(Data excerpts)
==================================================

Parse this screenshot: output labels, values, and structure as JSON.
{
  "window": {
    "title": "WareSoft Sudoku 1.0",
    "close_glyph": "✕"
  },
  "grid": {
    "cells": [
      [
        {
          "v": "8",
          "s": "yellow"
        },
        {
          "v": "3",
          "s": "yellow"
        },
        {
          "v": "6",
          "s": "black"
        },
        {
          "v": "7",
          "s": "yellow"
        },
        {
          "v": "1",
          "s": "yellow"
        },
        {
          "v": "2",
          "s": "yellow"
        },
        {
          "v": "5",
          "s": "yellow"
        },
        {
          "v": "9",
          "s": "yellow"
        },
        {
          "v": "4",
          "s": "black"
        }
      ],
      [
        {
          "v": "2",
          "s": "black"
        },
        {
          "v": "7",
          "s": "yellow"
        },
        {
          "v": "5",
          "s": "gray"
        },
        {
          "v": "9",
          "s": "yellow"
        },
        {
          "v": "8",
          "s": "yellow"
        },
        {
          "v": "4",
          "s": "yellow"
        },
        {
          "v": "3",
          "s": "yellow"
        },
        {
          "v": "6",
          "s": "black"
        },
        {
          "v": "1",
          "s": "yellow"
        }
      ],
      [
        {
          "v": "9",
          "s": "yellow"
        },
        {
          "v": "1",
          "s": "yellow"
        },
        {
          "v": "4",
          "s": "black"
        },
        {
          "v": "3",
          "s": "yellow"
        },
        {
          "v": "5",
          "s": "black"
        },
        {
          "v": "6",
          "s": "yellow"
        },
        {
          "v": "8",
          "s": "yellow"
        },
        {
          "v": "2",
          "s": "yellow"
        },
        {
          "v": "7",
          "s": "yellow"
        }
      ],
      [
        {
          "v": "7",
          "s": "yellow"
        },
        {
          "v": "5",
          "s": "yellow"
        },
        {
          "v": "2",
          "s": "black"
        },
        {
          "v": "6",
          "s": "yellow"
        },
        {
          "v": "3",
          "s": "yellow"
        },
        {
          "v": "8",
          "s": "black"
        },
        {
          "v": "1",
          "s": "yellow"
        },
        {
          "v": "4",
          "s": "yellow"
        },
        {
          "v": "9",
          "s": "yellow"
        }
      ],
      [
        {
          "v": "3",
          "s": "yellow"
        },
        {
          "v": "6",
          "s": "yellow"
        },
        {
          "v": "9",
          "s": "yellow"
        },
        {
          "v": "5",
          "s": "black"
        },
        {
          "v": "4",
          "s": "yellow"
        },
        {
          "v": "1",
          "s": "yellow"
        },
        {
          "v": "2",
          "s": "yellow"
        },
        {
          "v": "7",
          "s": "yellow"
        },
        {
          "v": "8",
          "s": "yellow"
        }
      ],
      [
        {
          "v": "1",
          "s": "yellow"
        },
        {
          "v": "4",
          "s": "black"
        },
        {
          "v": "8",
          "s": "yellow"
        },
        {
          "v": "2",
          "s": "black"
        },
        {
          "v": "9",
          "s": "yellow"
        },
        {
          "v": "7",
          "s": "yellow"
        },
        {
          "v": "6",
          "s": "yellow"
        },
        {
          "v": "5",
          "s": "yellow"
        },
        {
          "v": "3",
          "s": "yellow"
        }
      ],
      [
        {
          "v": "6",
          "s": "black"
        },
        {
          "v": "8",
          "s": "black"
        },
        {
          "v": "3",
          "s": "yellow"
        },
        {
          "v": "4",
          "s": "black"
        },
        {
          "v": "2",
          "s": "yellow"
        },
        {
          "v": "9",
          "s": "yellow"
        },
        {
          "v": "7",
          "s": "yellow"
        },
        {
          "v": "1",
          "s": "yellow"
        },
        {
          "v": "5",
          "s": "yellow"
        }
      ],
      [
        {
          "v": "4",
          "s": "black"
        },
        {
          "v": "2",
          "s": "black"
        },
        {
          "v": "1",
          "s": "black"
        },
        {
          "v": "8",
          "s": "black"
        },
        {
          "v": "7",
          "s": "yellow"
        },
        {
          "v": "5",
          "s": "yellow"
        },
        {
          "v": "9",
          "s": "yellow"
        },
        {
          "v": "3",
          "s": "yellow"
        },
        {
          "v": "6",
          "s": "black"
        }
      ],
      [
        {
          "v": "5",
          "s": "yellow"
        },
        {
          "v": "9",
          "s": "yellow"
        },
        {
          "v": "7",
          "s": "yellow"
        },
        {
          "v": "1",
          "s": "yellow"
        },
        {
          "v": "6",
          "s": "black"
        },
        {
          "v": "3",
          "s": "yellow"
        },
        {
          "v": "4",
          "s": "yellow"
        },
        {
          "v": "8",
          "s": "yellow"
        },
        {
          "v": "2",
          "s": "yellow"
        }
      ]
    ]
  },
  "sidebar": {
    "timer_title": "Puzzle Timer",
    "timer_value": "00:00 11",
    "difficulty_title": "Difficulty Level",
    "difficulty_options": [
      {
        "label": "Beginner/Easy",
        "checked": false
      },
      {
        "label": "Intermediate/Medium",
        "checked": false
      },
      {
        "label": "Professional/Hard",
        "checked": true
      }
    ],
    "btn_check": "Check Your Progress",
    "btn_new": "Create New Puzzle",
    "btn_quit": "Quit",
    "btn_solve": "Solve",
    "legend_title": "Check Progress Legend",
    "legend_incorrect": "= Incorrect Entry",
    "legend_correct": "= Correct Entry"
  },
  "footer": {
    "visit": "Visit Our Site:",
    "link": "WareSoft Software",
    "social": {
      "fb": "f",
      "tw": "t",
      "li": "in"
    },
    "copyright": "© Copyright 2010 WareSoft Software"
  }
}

==================================================

_Prompt_
Exactly reproduce the material above.

_Answer to the exercise_
Parse this screenshot: output labels, values, and structure as JSON.
{
  "window": {
    "title": "WareSoft Sudoku 1.0",
    "close_glyph": "✕"
  },
  "grid": {
    "cells": [
      [
        {
          "v": "8",
          "s": "yellow"
        },
        {
          "v": "3",
          "s": "yellow"
        },
        {
          "v": "6",
          "s": "black"
        },
        {
          "v": "7",
          "s": "yellow"
        },
        {
          "v": "1",
          "s": "yellow"
        },
        {
          "v": "2",
          "s": "yellow"
        },
        {
          "v": "5",
          "s": "yellow"
        },
        {
          "v": "9",
          "s": "yellow"
        },
        {
          "v": "4",
          "s": "black"
        }
      ],
      [
        {
          "v": "2",
          "s": "black"
        },
        {
          "v": "7",
          "s": "yellow"
        },
        {
          "v": "5",
          "s": "gray"
        },
        {
          "v": "9",
          "s": "yellow"
        },
        {
          "v": "8",
          "s": "yellow"
        },
        {
          "v": "4",
          "s": "yellow"
        },
        {
          "v": "3",
          "s": "yellow"
        },
        {
          "v": "6",
          "s": "black"
        },
        {
          "v": "1",
          "s": "yellow"
        }
      ],
      [
        {
          "v": "9",
          "s": "yellow"
        },
        {
          "v": "1",
          "s": "yellow"
        },
        {
          "v": "4",
          "s": "black"
        },
        {
          "v": "3",
          "s": "yellow"
        },
        {
          "v": "5",
          "s": "black"
        },
        {
          "v": "6",
          "s": "yellow"
        },
        {
          "v": "8",
          "s": "yellow"
        },
        {
          "v": "2",
          "s": "yellow"
        },
        {
          "v": "7",
          "s": "yellow"
        }
      ],
      [
        {
          "v": "7",
          "s": "yellow"
        },
        {
          "v": "5",
          "s": "yellow"
        },
        {
          "v": "2",
          "s": "black"
        },
        {
          "v": "6",
          "s": "yellow"
        },
        {
          "v": "3",
          "s": "yellow"
        },
        {
          "v": "8",
          "s": "black"
        },
        {
          "v": "1",
          "s": "yellow"
        },
        {
          "v": "4",
          "s": "yellow"
        },
        {
          "v": "9",
          "s": "yellow"
        }
      ],
      [
        {
          "v": "3",
          "s": "yellow"
        },
        {
          "v": "6",
          "s": "yellow"
        },
        {
          "v": "9",
          "s": "yellow"
        },
        {
          "v": "5",
          "s": "black"
        },
        {
          "v": "4",
          "s": "yellow"
        },
        {
          "v": "1",
          "s": "yellow"
        },
        {
          "v": "2",
          "s": "yellow"
        },
        {
          "v": "7",
          "s": "yellow"
        },
        {
          "v": "8",
          "s": "yellow"
        }
      ],
      [
        {
          "v": "1",
          "s": "yellow"
        },
        {
          "v": "4",
          "s": "black"
        },
        {
          "v": "8",
          "s": "yellow"
        },
        {
          "v": "2",
          "s": "black"
        },
        {
          "v": "9",
          "s": "yellow"
        },
        {
          "v": "7",
          "s": "yellow"
        },
        {
          "v": "6",
          "s": "yellow"
        },
        {
          "v": "5",
          "s": "yellow"
        },
        {
          "v": "3",
          "s": "yellow"
        }
      ],
      [
        {
          "v": "6",
          "s": "black"
        },
        {
          "v": "8",
          "s": "black"
        },
        {
          "v": "3",
          "s": "yellow"
        },
        {
          "v": "4",
          "s": "black"
        },
        {
          "v": "2",
          "s": "yellow"
        },
        {
          "v": "9",
          "s": "yellow"
        },
        {
          "v": "7",
          "s": "yellow"
        },
        {
          "v": "1",
          "s": "yellow"
        },
        {
          "v": "5",
          "s": "yellow"
        }
      ],
      [
        {
          "v": "4",
          "s": "black"
        },
        {
          "v": "2",
          "s": "black"
        },
        {
          "v": "1",
          "s": "black"
        },
        {
          "v": "8",
          "s": "black"
        },
        {
          "v": "7",
          "s": "yellow"
        },
        {
          "v": "5",
          "s": "yellow"
        },
        {
          "v": "9",
          "s": "yellow"
        },
        {
          "v": "3",
          "s": "yellow"
        },
        {
          "v": "6",
          "s": "black"
        }
      ],
      [
        {
          "v": "5",
          "s": "yellow"
        },
        {
          "v": "9",
          "s": "yellow"
        },
        {
          "v": "7",
          "s": "yellow"
        },
        {
          "v": "1",
          "s": "yellow"
        },
        {
          "v": "6",
          "s": "black"
        },
        {
          "v": "3",
          "s": "yellow"
        },
        {
          "v": "4",
          "s": "yellow"
        },
        {
          "v": "8",
          "s": "yellow"
        },
        {
          "v": "2",
          "s": "yellow"
        }
      ]
    ]
  },
  "sidebar": {
    "timer_title": "Puzzle Timer",
    "timer_value": "00:00 11",
    "difficulty_title": "Difficulty Level",
    "difficulty_options": [
      {
        "label": "Beginner/Easy",
        "checked": false
      },
      {
        "label": "Intermediate/Medium",
        "checked": false
      },
      {
        "label": "Professional/Hard",
        "checked": true
      }
    ],
    "btn_check": "Check Your Progress",
    "btn_new": "Create New Puzzle",
    "btn_quit": "Quit",
    "btn_solve": "Solve",
    "legend_title": "Check Progress Legend",
    "legend_incorrect": "= Incorrect Entry",
    "legend_correct": "= Correct Entry"
  },
  "footer": {
    "visit": "Visit Our Site:",
    "link": "WareSoft Software",
    "social": {
      "fb": "f",
      "tw": "t",
      "li": "in"
    },
    "copyright": "© Copyright 2010 WareSoft Software"
  }
}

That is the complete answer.